Objective ::
Search the material for the word "replies" and report each line where it turns up.

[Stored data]
════

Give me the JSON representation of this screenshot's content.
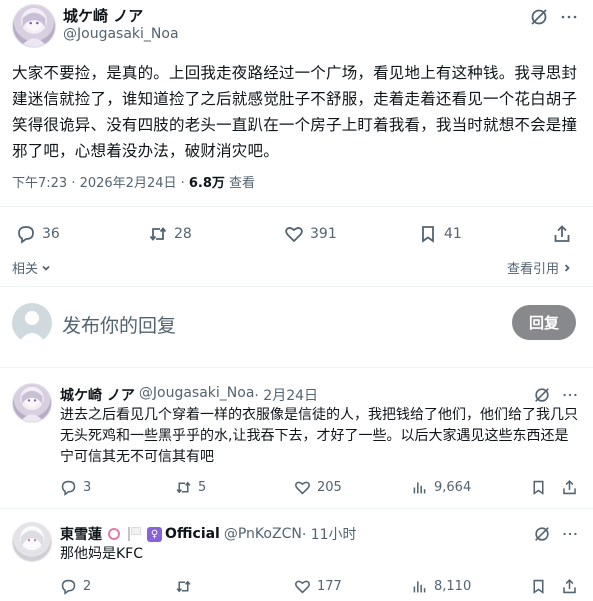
{
  "main_post": {
    "display_name": "城ケ崎 ノア",
    "handle": "@Jougasaki_Noa",
    "text": "大家不要捡，是真的。上回我走夜路经过一个广场，看见地上有这种钱。我寻思封建迷信就捡了，谁知道捡了之后就感觉肚子不舒服，走着走着还看见一个花白胡子笑得很诡异、没有四肢的老头一直趴在一个房子上盯着我看，我当时就想不会是撞邪了吧，心想着没办法，破财消灾吧。",
    "time": "下午7:23 · 2026年2月24日 · ",
    "views": "6.8万",
    "views_label": " 查看",
    "replies": "36",
    "reposts": "28",
    "likes": "391",
    "bookmarks": "41",
    "related_label": "相关",
    "quotes_label": "查看引用"
  },
  "compose": {
    "placeholder": "发布你的回复",
    "button_label": "回复"
  },
  "replies": [
    {
      "display_name": "城ケ崎 ノア",
      "handle": "@Jougasaki_Noa",
      "date": " · 2月24日",
      "text": "进去之后看见几个穿着一样的衣服像是信徒的人，我把钱给了他们，他们给了我几只无头死鸡和一些黑乎乎的水,让我吞下去，才好了一些。以后大家遇见这些东西还是宁可信其无不可信其有吧",
      "replies": "3",
      "reposts": "5",
      "likes": "205",
      "views": "9,664"
    },
    {
      "display_name": "東雪蓮",
      "badge": "Official",
      "handle": "@PnKoZCN",
      "date": " · 11小时",
      "text": "那他妈是KFC",
      "replies": "2",
      "likes": "177",
      "views": "8,110"
    }
  ],
  "colors": {
    "text": "#0f1419",
    "secondary": "#536471",
    "reply_button": "#87898c",
    "official_badge": "#8a62d8"
  }
}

════

Task result ::
    "replies": "36",
  "replies": [
      "replies": "3",
      "replies": "2",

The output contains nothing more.